#### PROBLEM
The records below should be written out again, exactly.

■ ■ ■

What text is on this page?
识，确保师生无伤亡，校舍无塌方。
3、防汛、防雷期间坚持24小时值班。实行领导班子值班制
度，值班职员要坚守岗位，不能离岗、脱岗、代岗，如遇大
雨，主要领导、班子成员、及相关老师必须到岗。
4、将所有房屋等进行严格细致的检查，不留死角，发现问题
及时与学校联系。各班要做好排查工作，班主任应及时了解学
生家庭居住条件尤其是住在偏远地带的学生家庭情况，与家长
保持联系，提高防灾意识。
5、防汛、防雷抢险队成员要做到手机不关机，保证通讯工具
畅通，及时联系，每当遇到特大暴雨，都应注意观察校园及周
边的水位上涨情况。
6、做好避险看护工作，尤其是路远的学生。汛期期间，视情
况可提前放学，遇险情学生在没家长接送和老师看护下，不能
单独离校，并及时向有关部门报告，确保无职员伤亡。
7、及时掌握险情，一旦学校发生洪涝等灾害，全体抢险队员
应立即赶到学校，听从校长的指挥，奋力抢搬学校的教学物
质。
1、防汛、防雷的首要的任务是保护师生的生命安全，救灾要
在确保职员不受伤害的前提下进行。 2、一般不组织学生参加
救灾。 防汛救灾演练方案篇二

■ ■ ■

#### EXERCISE RESPONSE
What text is on this page?
识，确保师生无伤亡，校舍无塌方。
3、防汛、防雷期间坚持24小时值班。实行领导班子值班制
度，值班职员要坚守岗位，不能离岗、脱岗、代岗，如遇大
雨，主要领导、班子成员、及相关老师必须到岗。
4、将所有房屋等进行严格细致的检查，不留死角，发现问题
及时与学校联系。各班要做好排查工作，班主任应及时了解学
生家庭居住条件尤其是住在偏远地带的学生家庭情况，与家长
保持联系，提高防灾意识。
5、防汛、防雷抢险队成员要做到手机不关机，保证通讯工具
畅通，及时联系，每当遇到特大暴雨，都应注意观察校园及周
边的水位上涨情况。
6、做好避险看护工作，尤其是路远的学生。汛期期间，视情
况可提前放学，遇险情学生在没家长接送和老师看护下，不能
单独离校，并及时向有关部门报告，确保无职员伤亡。
7、及时掌握险情，一旦学校发生洪涝等灾害，全体抢险队员
应立即赶到学校，听从校长的指挥，奋力抢搬学校的教学物
质。
1、防汛、防雷的首要的任务是保护师生的生命安全，救灾要
在确保职员不受伤害的前提下进行。 2、一般不组织学生参加
救灾。 防汛救灾演练方案篇二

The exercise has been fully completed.